■ The problem
From the line with "Convert this screenshot" to the final line of the records, reproduce every line exactly and only those lines.

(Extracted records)
::::::::
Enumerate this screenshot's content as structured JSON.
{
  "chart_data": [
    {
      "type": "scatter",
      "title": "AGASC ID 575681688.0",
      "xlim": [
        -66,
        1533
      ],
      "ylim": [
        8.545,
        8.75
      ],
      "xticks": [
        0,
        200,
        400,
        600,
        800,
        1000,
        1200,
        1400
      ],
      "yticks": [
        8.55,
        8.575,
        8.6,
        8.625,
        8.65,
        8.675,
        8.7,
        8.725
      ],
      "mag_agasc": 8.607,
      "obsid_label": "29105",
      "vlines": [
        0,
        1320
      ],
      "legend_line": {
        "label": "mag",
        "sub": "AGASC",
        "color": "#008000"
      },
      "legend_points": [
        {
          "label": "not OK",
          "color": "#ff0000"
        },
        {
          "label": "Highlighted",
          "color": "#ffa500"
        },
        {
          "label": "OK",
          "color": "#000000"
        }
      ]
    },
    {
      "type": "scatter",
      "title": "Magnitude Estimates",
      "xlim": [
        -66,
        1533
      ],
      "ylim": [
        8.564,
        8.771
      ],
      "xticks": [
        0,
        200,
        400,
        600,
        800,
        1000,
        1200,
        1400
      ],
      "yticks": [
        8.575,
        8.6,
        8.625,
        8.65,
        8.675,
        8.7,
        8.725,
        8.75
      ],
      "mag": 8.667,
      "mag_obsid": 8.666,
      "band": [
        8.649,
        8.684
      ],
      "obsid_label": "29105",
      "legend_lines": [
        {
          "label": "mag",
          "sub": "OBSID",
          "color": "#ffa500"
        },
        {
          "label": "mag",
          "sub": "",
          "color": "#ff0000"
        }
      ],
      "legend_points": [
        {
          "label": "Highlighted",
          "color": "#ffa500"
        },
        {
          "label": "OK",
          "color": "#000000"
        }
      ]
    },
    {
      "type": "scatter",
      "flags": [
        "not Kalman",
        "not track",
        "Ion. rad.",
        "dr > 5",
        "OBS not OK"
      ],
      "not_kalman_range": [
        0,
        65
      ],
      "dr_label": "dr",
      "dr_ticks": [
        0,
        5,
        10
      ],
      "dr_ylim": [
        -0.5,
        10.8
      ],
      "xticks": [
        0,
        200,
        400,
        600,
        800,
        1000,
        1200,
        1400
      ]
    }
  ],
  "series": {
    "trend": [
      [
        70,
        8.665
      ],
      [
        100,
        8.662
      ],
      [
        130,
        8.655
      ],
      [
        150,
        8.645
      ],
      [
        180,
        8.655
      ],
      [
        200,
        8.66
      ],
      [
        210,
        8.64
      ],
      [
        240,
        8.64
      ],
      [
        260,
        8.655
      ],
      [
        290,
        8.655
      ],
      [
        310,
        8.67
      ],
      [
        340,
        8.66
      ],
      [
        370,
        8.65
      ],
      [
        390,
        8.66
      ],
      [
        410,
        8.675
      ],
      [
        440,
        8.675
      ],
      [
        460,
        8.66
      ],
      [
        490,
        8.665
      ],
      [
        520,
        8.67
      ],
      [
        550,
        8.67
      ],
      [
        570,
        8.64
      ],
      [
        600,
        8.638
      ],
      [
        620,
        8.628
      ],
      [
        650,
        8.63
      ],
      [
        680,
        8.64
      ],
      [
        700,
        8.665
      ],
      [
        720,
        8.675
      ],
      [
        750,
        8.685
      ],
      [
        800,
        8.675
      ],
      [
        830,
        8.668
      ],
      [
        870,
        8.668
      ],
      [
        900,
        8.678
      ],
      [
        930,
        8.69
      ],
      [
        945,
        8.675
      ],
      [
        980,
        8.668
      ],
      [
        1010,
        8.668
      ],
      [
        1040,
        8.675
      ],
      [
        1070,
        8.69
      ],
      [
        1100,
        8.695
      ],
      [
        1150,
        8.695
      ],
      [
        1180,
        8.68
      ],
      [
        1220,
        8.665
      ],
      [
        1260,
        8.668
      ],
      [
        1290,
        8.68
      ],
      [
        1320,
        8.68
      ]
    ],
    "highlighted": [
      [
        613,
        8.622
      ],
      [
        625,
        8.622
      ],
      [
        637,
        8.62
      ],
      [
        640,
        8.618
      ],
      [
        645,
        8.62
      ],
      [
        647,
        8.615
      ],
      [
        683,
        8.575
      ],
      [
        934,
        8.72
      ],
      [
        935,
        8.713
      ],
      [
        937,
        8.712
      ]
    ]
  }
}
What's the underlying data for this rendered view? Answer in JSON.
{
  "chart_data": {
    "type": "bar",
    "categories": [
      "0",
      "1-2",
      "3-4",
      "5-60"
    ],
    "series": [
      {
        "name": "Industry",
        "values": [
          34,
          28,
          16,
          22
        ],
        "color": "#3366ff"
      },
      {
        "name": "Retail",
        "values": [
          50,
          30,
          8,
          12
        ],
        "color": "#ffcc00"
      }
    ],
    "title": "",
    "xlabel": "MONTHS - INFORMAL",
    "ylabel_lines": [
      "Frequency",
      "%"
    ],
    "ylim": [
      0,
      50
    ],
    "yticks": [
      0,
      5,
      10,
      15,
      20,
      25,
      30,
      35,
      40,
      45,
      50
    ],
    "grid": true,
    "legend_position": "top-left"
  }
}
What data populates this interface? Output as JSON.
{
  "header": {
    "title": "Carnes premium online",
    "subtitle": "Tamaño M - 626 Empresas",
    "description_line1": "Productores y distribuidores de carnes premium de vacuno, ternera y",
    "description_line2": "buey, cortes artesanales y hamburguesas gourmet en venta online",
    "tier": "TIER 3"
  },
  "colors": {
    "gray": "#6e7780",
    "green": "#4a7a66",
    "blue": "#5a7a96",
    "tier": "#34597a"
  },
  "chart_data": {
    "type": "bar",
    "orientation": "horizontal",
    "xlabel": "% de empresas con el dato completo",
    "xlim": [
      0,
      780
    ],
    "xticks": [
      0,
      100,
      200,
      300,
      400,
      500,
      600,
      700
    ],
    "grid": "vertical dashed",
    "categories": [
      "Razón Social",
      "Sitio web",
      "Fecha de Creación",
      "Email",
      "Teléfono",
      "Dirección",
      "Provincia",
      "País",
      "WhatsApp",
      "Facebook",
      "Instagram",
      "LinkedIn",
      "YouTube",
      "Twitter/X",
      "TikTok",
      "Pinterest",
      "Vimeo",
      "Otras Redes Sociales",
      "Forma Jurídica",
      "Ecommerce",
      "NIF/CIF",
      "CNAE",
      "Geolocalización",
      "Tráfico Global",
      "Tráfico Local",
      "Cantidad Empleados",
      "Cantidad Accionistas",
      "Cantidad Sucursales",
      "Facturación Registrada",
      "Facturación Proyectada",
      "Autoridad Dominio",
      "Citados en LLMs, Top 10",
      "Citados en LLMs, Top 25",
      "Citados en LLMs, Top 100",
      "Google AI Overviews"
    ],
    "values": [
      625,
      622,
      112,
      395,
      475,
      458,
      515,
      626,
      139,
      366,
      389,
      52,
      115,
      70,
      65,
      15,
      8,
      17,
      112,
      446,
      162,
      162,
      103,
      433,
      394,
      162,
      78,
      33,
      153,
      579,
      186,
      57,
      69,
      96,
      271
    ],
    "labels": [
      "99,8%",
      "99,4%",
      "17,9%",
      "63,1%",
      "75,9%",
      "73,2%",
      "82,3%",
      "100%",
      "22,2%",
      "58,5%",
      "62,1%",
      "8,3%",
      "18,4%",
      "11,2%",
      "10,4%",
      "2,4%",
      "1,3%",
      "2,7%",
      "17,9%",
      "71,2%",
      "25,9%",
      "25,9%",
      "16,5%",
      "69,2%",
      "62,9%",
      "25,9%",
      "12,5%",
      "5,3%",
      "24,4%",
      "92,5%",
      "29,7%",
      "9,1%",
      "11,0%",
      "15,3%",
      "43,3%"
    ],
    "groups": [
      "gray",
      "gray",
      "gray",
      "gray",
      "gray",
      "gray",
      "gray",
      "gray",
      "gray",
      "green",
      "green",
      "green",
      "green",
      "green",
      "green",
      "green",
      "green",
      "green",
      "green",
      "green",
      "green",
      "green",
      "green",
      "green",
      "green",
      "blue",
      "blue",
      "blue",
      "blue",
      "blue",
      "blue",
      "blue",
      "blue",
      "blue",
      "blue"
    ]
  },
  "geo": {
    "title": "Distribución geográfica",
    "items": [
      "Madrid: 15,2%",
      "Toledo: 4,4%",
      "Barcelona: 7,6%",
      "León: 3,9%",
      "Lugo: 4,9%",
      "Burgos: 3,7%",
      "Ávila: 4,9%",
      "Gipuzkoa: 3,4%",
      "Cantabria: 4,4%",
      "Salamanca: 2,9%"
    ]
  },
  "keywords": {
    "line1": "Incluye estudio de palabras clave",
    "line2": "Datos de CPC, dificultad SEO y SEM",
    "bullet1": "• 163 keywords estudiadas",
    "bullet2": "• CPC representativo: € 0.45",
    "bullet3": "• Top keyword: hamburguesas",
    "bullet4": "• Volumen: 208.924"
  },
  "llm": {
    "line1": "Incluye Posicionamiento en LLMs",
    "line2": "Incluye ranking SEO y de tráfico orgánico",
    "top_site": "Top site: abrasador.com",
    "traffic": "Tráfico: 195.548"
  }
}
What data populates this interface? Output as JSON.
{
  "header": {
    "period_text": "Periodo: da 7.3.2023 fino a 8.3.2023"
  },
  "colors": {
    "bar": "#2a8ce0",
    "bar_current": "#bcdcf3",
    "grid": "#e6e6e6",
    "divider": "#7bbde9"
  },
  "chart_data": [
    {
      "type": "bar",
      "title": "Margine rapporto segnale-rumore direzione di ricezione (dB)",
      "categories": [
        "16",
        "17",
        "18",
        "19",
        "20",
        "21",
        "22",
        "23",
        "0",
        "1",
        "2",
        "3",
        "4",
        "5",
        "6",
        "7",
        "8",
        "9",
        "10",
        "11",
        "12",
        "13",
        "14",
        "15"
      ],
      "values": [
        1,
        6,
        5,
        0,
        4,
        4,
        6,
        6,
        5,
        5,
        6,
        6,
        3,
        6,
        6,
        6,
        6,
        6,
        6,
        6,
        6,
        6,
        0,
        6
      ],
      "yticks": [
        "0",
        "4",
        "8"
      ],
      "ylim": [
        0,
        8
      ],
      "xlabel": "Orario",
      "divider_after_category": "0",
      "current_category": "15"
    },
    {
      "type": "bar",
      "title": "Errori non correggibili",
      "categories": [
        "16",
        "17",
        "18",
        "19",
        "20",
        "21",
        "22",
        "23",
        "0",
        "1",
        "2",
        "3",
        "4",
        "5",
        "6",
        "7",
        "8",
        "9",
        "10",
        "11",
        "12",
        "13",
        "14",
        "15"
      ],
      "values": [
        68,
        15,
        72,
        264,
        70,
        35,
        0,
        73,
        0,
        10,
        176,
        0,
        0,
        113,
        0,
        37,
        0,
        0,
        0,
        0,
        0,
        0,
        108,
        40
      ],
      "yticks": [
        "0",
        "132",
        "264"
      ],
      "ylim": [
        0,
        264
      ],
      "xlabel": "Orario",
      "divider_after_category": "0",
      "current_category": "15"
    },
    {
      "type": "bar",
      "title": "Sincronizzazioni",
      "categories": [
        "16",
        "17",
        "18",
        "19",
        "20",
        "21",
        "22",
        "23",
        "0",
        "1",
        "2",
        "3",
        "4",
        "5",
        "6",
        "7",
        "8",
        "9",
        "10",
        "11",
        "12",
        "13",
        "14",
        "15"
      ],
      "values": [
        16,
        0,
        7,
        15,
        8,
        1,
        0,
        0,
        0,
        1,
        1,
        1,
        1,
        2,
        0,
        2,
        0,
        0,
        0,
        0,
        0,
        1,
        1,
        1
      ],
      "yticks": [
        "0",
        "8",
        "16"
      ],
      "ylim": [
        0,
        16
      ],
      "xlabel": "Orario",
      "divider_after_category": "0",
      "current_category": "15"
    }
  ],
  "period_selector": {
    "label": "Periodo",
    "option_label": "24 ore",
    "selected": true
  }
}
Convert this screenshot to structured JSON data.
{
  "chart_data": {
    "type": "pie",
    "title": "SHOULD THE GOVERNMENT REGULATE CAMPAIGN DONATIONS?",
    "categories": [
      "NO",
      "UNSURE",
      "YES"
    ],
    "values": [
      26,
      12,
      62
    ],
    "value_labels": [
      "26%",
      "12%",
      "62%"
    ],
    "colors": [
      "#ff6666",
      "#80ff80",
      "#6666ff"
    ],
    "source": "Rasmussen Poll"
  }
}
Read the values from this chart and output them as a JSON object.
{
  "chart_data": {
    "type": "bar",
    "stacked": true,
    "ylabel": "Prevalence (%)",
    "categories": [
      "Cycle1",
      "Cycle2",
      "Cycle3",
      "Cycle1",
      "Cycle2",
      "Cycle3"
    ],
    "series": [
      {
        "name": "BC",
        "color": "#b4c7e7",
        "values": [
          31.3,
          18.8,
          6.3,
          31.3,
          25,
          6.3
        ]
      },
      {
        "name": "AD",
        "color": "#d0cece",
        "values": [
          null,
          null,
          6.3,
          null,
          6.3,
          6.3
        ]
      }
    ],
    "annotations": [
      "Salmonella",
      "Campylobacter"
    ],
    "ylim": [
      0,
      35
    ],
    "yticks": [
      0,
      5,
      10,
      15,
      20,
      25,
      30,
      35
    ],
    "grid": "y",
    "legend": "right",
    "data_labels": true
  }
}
::::::::
■ Solved exercise
Convert this screenshot to structured JSON data.
{
  "chart_data": {
    "type": "pie",
    "title": "SHOULD THE GOVERNMENT REGULATE CAMPAIGN DONATIONS?",
    "categories": [
      "NO",
      "UNSURE",
      "YES"
    ],
    "values": [
      26,
      12,
      62
    ],
    "value_labels": [
      "26%",
      "12%",
      "62%"
    ],
    "colors": [
      "#ff6666",
      "#80ff80",
      "#6666ff"
    ],
    "source": "Rasmussen Poll"
  }
}
Read the values from this chart and output them as a JSON object.
{
  "chart_data": {
    "type": "bar",
    "stacked": true,
    "ylabel": "Prevalence (%)",
    "categories": [
      "Cycle1",
      "Cycle2",
      "Cycle3",
      "Cycle1",
      "Cycle2",
      "Cycle3"
    ],
    "series": [
      {
        "name": "BC",
        "color": "#b4c7e7",
        "values": [
          31.3,
          18.8,
          6.3,
          31.3,
          25,
          6.3
        ]
      },
      {
        "name": "AD",
        "color": "#d0cece",
        "values": [
          null,
          null,
          6.3,
          null,
          6.3,
          6.3
        ]
      }
    ],
    "annotations": [
      "Salmonella",
      "Campylobacter"
    ],
    "ylim": [
      0,
      35
    ],
    "yticks": [
      0,
      5,
      10,
      15,
      20,
      25,
      30,
      35
    ],
    "grid": "y",
    "legend": "right",
    "data_labels": true
  }
}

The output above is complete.